Set problem -> Using the material below, work out how many lines contain the word "Порошок". Reply with the number and nothing more.

Data excerpts:
--------------------
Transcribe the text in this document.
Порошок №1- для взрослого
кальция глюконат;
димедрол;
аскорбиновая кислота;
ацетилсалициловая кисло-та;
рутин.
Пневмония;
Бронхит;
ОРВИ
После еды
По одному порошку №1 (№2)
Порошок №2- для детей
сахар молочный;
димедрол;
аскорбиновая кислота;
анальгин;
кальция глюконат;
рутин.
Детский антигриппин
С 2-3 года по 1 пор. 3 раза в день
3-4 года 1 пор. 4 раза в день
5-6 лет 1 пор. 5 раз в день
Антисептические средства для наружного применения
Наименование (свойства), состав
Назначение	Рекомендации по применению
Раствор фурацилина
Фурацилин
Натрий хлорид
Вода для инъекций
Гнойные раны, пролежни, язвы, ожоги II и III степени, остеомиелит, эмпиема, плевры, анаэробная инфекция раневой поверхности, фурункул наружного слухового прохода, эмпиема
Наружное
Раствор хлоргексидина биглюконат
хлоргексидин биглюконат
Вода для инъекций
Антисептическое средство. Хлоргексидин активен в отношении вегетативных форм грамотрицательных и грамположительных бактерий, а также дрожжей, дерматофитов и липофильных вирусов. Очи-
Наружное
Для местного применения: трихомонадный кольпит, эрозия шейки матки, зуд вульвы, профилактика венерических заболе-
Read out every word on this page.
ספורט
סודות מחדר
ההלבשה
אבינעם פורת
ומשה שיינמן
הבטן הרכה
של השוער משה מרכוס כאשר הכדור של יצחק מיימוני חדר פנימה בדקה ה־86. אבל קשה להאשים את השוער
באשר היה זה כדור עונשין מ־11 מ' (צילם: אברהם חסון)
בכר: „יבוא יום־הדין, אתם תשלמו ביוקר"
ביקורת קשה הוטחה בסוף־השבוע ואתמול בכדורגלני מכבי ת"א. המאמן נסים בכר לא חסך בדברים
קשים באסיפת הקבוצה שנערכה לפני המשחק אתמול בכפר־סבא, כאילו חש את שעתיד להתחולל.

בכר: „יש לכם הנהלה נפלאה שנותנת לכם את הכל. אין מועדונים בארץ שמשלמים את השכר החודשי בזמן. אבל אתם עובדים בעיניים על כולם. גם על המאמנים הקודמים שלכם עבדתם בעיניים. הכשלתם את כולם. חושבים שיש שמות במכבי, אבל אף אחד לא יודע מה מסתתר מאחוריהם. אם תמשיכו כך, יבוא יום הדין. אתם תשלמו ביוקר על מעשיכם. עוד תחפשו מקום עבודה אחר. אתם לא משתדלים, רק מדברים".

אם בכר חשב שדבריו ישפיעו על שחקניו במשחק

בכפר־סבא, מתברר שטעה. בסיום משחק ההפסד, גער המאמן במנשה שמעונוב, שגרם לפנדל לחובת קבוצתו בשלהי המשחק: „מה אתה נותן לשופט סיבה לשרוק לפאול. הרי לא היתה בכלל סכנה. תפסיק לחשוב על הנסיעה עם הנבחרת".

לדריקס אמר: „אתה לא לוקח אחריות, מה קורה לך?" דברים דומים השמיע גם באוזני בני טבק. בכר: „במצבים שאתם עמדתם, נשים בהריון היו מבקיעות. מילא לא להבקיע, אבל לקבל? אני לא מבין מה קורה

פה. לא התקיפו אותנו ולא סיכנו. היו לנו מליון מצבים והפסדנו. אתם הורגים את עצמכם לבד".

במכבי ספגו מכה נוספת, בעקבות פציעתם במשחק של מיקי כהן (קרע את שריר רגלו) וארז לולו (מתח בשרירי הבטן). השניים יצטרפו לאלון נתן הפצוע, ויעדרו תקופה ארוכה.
--------------------
Reply -> 2